**WHAT YOU WILL DO:** Copy the lines below as they are; omit the images they contain.

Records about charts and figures
<<<<

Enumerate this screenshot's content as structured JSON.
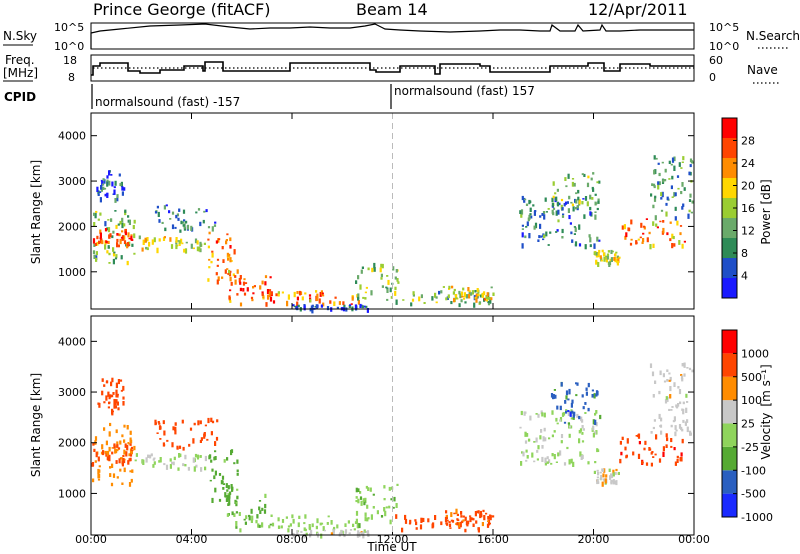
{
  "header": {
    "station": "Prince George (fitACF)",
    "beam": "Beam 14",
    "date": "12/Apr/2011"
  },
  "panels": {
    "nsky": {
      "left_label": "N.Sky",
      "left_ticks": [
        "10^5",
        "10^0"
      ],
      "right_label": "N.Search",
      "right_ticks": [
        "10^5",
        "10^0"
      ]
    },
    "freq": {
      "left_label_1": "Freq.",
      "left_label_2": "[MHz]",
      "left_ticks": [
        "18",
        "8"
      ],
      "right_label": "Nave",
      "right_ticks": [
        "60",
        "0"
      ]
    },
    "cpid": {
      "label": "CPID",
      "program_1": "normalsound (fast) -157",
      "program_2": "normalsound (fast) 157"
    }
  },
  "colors": {
    "power_scale": [
      "#1a1aff",
      "#1f4fc8",
      "#2e8b57",
      "#6aaa6a",
      "#9acd32",
      "#ffd700",
      "#ff8c00",
      "#ff4500",
      "#ff0000"
    ],
    "velocity_scale": [
      "#ff0000",
      "#ff4500",
      "#ff8c00",
      "#c8c8c8",
      "#8fd45c",
      "#55aa33",
      "#2a5fc0",
      "#1a2aff"
    ]
  },
  "chart_data": [
    {
      "type": "heatmap",
      "name": "power",
      "ylabel": "Slant Range [km]",
      "xlabel": "",
      "x_ticks": [
        "00:00",
        "04:00",
        "08:00",
        "12:00",
        "16:00",
        "20:00",
        "00:00"
      ],
      "y_ticks": [
        "1000",
        "2000",
        "3000",
        "4000"
      ],
      "xlim_hours": [
        0,
        24
      ],
      "ylim_km": [
        180,
        4500
      ],
      "colorbar_label": "Power [dB]",
      "colorbar_ticks": [
        "28",
        "24",
        "20",
        "16",
        "12",
        "8",
        "4"
      ],
      "colorbar_range": [
        0,
        30
      ],
      "dashed_line_hour": 12
    },
    {
      "type": "heatmap",
      "name": "velocity",
      "ylabel": "Slant Range [km]",
      "xlabel": "Time UT",
      "x_ticks": [
        "00:00",
        "04:00",
        "08:00",
        "12:00",
        "16:00",
        "20:00",
        "00:00"
      ],
      "y_ticks": [
        "1000",
        "2000",
        "3000",
        "4000"
      ],
      "xlim_hours": [
        0,
        24
      ],
      "ylim_km": [
        180,
        4500
      ],
      "colorbar_label": "Velocity",
      "colorbar_unit": "[m s⁻¹]",
      "colorbar_ticks": [
        "1000",
        "500",
        "100",
        "25",
        "-25",
        "-100",
        "-500",
        "-1000"
      ],
      "dashed_line_hour": 12
    }
  ]
}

>>>>

**RESULT OF THE TASK:**
Enumerate this screenshot's content as structured JSON.
{
  "header": {
    "station": "Prince George (fitACF)",
    "beam": "Beam 14",
    "date": "12/Apr/2011"
  },
  "panels": {
    "nsky": {
      "left_label": "N.Sky",
      "left_ticks": [
        "10^5",
        "10^0"
      ],
      "right_label": "N.Search",
      "right_ticks": [
        "10^5",
        "10^0"
      ]
    },
    "freq": {
      "left_label_1": "Freq.",
      "left_label_2": "[MHz]",
      "left_ticks": [
        "18",
        "8"
      ],
      "right_label": "Nave",
      "right_ticks": [
        "60",
        "0"
      ]
    },
    "cpid": {
      "label": "CPID",
      "program_1": "normalsound (fast) -157",
      "program_2": "normalsound (fast) 157"
    }
  },
  "colors": {
    "power_scale": [
      "#1a1aff",
      "#1f4fc8",
      "#2e8b57",
      "#6aaa6a",
      "#9acd32",
      "#ffd700",
      "#ff8c00",
      "#ff4500",
      "#ff0000"
    ],
    "velocity_scale": [
      "#ff0000",
      "#ff4500",
      "#ff8c00",
      "#c8c8c8",
      "#8fd45c",
      "#55aa33",
      "#2a5fc0",
      "#1a2aff"
    ]
  },
  "chart_data": [
    {
      "type": "heatmap",
      "name": "power",
      "ylabel": "Slant Range [km]",
      "xlabel": "",
      "x_ticks": [
        "00:00",
        "04:00",
        "08:00",
        "12:00",
        "16:00",
        "20:00",
        "00:00"
      ],
      "y_ticks": [
        "1000",
        "2000",
        "3000",
        "4000"
      ],
      "xlim_hours": [
        0,
        24
      ],
      "ylim_km": [
        180,
        4500
      ],
      "colorbar_label": "Power [dB]",
      "colorbar_ticks": [
        "28",
        "24",
        "20",
        "16",
        "12",
        "8",
        "4"
      ],
      "colorbar_range": [
        0,
        30
      ],
      "dashed_line_hour": 12
    },
    {
      "type": "heatmap",
      "name": "velocity",
      "ylabel": "Slant Range [km]",
      "xlabel": "Time UT",
      "x_ticks": [
        "00:00",
        "04:00",
        "08:00",
        "12:00",
        "16:00",
        "20:00",
        "00:00"
      ],
      "y_ticks": [
        "1000",
        "2000",
        "3000",
        "4000"
      ],
      "xlim_hours": [
        0,
        24
      ],
      "ylim_km": [
        180,
        4500
      ],
      "colorbar_label": "Velocity",
      "colorbar_unit": "[m s⁻¹]",
      "colorbar_ticks": [
        "1000",
        "500",
        "100",
        "25",
        "-25",
        "-100",
        "-500",
        "-1000"
      ],
      "dashed_line_hour": 12
    }
  ]
}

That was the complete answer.